_Direction_. Your task is to print all of the material verbatim.

[Records]
============
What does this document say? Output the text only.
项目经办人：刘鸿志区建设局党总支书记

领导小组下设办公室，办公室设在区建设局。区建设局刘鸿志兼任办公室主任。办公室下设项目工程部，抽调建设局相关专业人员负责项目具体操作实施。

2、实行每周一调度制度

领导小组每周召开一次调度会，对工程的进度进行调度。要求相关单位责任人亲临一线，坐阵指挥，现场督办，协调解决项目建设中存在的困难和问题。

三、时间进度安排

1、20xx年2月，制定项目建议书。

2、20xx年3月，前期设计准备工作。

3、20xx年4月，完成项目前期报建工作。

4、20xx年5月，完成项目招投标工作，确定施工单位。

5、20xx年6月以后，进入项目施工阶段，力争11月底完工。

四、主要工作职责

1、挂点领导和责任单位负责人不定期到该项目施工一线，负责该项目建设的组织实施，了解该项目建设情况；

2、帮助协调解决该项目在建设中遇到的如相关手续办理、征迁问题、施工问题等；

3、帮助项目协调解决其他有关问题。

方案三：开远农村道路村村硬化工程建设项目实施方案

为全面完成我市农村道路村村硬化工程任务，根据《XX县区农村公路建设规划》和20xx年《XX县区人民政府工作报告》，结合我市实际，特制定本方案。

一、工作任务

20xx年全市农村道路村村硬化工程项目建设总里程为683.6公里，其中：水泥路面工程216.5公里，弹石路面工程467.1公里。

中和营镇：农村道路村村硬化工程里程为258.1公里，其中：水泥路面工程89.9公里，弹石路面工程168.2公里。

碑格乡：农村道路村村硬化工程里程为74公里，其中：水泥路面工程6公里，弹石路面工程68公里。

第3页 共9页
============
_Output of the exercise_.
What does this document say? Output the text only.
项目经办人：刘鸿志区建设局党总支书记

领导小组下设办公室，办公室设在区建设局。区建设局刘鸿志兼任办公室主任。办公室下设项目工程部，抽调建设局相关专业人员负责项目具体操作实施。

2、实行每周一调度制度

领导小组每周召开一次调度会，对工程的进度进行调度。要求相关单位责任人亲临一线，坐阵指挥，现场督办，协调解决项目建设中存在的困难和问题。

三、时间进度安排

1、20xx年2月，制定项目建议书。

2、20xx年3月，前期设计准备工作。

3、20xx年4月，完成项目前期报建工作。

4、20xx年5月，完成项目招投标工作，确定施工单位。

5、20xx年6月以后，进入项目施工阶段，力争11月底完工。

四、主要工作职责

1、挂点领导和责任单位负责人不定期到该项目施工一线，负责该项目建设的组织实施，了解该项目建设情况；

2、帮助协调解决该项目在建设中遇到的如相关手续办理、征迁问题、施工问题等；

3、帮助项目协调解决其他有关问题。

方案三：开远农村道路村村硬化工程建设项目实施方案

为全面完成我市农村道路村村硬化工程任务，根据《XX县区农村公路建设规划》和20xx年《XX县区人民政府工作报告》，结合我市实际，特制定本方案。

一、工作任务

20xx年全市农村道路村村硬化工程项目建设总里程为683.6公里，其中：水泥路面工程216.5公里，弹石路面工程467.1公里。

中和营镇：农村道路村村硬化工程里程为258.1公里，其中：水泥路面工程89.9公里，弹石路面工程168.2公里。

碑格乡：农村道路村村硬化工程里程为74公里，其中：水泥路面工程6公里，弹石路面工程68公里。

第3页 共9页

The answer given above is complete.